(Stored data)
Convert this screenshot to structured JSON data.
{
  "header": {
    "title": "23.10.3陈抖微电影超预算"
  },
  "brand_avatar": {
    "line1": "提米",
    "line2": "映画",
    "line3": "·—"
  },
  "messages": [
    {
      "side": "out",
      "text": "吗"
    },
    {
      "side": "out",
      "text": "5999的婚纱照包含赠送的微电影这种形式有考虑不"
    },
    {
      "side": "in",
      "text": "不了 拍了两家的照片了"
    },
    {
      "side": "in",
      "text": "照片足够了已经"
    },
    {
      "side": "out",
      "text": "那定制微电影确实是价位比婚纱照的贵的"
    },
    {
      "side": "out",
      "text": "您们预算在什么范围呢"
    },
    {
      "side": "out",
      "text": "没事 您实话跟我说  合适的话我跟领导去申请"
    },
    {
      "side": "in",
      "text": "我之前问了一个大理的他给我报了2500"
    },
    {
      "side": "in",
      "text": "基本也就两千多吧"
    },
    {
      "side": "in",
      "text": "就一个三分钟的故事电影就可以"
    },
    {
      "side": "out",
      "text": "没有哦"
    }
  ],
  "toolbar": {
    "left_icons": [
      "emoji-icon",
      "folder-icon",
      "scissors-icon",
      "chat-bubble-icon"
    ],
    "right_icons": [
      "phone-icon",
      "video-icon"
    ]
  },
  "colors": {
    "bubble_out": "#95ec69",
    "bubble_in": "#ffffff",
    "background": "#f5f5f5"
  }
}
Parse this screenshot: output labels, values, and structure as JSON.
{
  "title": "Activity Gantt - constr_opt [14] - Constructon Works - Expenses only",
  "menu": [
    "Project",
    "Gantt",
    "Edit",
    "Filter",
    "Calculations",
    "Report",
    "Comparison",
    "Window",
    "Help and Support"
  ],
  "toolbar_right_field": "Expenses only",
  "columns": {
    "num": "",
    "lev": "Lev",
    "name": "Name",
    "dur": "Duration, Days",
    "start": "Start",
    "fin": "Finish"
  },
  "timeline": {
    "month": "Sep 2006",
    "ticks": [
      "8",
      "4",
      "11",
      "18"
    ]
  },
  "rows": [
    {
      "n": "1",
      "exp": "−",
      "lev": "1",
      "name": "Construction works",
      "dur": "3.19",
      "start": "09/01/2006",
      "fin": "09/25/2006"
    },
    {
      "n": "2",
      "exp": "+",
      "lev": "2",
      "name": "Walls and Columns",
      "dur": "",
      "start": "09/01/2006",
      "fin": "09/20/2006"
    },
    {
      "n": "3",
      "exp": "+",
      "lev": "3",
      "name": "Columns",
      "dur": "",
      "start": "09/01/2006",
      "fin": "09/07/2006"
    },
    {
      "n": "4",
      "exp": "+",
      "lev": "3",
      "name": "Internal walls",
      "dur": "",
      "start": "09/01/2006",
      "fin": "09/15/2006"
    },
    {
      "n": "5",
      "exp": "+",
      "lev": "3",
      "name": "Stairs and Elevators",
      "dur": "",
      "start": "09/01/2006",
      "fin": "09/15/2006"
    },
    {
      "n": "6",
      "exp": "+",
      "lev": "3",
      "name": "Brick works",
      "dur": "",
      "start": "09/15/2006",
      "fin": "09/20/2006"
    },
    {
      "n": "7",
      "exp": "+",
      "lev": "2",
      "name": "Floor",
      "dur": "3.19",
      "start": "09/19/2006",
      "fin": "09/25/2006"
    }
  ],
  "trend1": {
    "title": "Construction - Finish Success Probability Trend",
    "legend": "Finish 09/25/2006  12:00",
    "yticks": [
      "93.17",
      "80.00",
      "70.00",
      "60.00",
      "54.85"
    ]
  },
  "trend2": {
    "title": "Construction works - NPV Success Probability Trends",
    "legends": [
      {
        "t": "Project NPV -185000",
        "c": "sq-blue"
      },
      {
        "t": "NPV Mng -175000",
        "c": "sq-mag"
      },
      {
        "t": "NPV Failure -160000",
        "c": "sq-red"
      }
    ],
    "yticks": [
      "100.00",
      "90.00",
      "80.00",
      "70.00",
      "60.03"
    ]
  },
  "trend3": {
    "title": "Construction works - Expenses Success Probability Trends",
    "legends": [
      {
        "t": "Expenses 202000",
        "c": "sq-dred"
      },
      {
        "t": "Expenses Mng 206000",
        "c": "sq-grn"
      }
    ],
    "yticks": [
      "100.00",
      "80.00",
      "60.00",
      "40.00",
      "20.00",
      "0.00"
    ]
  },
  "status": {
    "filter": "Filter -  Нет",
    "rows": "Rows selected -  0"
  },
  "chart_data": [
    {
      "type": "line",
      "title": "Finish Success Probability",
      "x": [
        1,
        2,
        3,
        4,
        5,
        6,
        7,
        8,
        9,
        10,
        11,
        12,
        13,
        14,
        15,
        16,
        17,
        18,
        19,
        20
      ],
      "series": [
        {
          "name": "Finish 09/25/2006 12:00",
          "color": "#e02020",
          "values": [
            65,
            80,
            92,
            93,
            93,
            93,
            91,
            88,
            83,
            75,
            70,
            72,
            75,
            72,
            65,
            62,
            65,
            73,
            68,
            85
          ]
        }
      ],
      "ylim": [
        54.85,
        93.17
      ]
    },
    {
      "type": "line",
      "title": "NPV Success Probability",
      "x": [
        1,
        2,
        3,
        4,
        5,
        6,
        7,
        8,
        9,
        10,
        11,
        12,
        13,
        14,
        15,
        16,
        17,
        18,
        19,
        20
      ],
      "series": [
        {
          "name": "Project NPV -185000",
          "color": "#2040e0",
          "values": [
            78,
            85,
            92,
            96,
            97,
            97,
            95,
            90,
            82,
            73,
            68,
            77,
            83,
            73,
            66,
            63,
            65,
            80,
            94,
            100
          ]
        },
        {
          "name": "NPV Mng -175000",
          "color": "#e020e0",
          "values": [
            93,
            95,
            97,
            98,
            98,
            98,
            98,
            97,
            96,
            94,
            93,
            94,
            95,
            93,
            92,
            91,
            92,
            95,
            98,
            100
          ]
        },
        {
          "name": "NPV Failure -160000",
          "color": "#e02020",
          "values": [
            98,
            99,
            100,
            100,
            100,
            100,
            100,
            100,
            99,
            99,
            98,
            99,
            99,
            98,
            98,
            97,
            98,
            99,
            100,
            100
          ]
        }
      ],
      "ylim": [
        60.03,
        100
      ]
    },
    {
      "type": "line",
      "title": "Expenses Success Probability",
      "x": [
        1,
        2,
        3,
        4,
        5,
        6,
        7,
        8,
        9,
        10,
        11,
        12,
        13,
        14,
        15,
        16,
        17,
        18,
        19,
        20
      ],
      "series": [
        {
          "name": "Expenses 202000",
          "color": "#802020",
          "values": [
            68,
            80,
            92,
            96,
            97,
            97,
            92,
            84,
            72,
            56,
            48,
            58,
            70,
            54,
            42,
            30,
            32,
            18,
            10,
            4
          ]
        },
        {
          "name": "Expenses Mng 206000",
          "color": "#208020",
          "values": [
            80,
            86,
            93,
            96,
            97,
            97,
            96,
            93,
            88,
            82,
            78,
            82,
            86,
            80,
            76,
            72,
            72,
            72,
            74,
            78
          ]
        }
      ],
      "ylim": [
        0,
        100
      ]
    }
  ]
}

:: EXERCISE REQUIREMENTS ::
Look through the data and gather every line with the string "this" in it.

:: SOLUTION TO THE PROBLEM ::
Convert this screenshot to structured JSON data.
Parse this screenshot: output labels, values, and structure as JSON.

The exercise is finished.